= Your task =
How many lines in this data contain the string "Humidity"? Reply with the number only.

Figure data in JSON:
====
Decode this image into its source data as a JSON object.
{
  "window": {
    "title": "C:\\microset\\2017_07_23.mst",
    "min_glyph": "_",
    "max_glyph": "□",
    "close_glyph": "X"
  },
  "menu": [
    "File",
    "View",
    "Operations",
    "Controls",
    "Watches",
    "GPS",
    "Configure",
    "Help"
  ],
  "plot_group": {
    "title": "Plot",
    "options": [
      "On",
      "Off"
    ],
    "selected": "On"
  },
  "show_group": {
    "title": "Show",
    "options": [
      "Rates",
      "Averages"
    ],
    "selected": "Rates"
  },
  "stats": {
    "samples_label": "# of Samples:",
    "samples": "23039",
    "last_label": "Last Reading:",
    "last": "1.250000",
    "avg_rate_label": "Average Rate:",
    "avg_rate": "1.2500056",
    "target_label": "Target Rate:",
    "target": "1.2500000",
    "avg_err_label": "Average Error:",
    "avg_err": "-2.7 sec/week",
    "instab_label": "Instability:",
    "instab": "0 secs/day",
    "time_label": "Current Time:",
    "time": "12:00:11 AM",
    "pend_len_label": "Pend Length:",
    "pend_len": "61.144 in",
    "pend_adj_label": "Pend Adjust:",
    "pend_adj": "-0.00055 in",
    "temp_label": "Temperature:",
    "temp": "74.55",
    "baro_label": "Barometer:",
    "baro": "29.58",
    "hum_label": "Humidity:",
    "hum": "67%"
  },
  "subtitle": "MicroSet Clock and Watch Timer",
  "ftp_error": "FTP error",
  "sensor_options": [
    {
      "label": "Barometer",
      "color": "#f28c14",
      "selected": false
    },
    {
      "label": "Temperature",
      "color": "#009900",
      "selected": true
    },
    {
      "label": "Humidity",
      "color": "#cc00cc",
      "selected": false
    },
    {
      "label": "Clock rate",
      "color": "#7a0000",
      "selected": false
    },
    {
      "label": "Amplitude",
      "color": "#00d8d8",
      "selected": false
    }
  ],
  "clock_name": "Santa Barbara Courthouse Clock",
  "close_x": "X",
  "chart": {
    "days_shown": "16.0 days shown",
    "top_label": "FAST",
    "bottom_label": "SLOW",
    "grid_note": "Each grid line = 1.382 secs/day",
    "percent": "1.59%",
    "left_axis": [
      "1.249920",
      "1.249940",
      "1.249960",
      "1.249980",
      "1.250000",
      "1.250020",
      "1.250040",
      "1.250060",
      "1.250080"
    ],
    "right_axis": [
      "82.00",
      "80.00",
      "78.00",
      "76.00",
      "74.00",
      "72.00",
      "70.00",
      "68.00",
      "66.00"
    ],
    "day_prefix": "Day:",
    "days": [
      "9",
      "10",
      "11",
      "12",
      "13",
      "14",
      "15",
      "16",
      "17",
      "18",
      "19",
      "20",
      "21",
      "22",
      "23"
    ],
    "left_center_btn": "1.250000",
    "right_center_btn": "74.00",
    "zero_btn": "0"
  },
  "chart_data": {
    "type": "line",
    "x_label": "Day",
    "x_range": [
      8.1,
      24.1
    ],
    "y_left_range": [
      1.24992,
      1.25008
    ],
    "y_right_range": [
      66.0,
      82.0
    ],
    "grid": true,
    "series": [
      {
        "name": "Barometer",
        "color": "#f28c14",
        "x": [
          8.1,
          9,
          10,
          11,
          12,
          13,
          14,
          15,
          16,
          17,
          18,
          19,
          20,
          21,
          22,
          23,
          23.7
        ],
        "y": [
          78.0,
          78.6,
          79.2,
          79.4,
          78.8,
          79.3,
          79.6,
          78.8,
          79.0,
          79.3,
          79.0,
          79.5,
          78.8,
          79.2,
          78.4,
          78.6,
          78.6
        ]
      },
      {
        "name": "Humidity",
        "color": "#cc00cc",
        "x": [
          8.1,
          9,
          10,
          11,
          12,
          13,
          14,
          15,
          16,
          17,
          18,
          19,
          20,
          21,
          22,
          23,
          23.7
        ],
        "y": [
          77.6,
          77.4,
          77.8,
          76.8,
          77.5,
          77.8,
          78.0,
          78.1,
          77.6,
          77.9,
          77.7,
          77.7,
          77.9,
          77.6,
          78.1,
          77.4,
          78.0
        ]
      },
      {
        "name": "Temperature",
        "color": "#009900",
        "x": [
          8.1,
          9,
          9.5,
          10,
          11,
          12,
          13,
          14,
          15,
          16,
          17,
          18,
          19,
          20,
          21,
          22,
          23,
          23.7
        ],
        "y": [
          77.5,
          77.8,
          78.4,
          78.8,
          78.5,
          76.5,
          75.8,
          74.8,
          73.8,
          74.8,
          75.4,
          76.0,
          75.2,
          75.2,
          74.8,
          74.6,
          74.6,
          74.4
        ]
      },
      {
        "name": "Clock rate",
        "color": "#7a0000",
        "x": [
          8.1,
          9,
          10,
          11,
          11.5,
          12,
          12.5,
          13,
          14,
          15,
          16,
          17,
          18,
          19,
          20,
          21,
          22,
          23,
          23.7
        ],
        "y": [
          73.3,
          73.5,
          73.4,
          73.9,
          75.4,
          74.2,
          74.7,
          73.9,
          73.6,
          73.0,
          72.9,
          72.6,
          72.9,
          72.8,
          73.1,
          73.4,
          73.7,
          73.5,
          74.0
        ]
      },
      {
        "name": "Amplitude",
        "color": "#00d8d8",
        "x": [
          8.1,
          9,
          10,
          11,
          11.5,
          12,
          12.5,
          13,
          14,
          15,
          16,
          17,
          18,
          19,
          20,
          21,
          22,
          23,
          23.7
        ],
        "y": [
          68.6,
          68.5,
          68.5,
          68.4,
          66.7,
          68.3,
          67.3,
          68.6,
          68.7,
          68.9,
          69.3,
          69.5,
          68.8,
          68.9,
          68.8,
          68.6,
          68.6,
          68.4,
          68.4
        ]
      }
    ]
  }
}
====
= Answer to the task =
3